▶ Instructions to follow:
Reproduce the listing verbatim.

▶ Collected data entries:

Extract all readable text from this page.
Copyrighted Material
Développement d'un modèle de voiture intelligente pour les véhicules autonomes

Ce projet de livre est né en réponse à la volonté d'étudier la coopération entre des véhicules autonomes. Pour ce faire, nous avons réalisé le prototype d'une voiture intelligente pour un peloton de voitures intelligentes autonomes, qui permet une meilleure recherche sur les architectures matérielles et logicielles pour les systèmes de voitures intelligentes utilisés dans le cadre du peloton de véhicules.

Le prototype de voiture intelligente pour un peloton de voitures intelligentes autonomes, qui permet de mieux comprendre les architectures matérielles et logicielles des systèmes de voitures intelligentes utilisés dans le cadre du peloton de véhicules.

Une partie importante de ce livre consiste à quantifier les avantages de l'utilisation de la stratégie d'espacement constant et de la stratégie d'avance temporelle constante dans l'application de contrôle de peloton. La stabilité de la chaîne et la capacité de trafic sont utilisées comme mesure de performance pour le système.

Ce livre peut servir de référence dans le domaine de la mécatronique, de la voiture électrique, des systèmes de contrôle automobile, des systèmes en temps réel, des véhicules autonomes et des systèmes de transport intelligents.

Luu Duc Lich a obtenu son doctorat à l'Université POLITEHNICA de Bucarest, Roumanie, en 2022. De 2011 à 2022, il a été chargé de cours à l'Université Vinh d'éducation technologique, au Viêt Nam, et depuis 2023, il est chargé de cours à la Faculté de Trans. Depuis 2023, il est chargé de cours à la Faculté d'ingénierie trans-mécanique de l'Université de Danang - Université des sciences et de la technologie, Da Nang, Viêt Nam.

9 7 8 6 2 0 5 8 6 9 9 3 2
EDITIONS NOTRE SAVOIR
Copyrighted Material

▶ Answer in full:
Extract all readable text from this page.
Copyrighted Material
Développement d'un modèle de voiture intelligente pour les véhicules autonomes

Ce projet de livre est né en réponse à la volonté d'étudier la coopération entre des véhicules autonomes. Pour ce faire, nous avons réalisé le prototype d'une voiture intelligente pour un peloton de voitures intelligentes autonomes, qui permet une meilleure recherche sur les architectures matérielles et logicielles pour les systèmes de voitures intelligentes utilisés dans le cadre du peloton de véhicules.

Le prototype de voiture intelligente pour un peloton de voitures intelligentes autonomes, qui permet de mieux comprendre les architectures matérielles et logicielles des systèmes de voitures intelligentes utilisés dans le cadre du peloton de véhicules.

Une partie importante de ce livre consiste à quantifier les avantages de l'utilisation de la stratégie d'espacement constant et de la stratégie d'avance temporelle constante dans l'application de contrôle de peloton. La stabilité de la chaîne et la capacité de trafic sont utilisées comme mesure de performance pour le système.

Ce livre peut servir de référence dans le domaine de la mécatronique, de la voiture électrique, des systèmes de contrôle automobile, des systèmes en temps réel, des véhicules autonomes et des systèmes de transport intelligents.

Luu Duc Lich a obtenu son doctorat à l'Université POLITEHNICA de Bucarest, Roumanie, en 2022. De 2011 à 2022, il a été chargé de cours à l'Université Vinh d'éducation technologique, au Viêt Nam, et depuis 2023, il est chargé de cours à la Faculté de Trans. Depuis 2023, il est chargé de cours à la Faculté d'ingénierie trans-mécanique de l'Université de Danang - Université des sciences et de la technologie, Da Nang, Viêt Nam.

9 7 8 6 2 0 5 8 6 9 9 3 2
EDITIONS NOTRE SAVOIR
Copyrighted Material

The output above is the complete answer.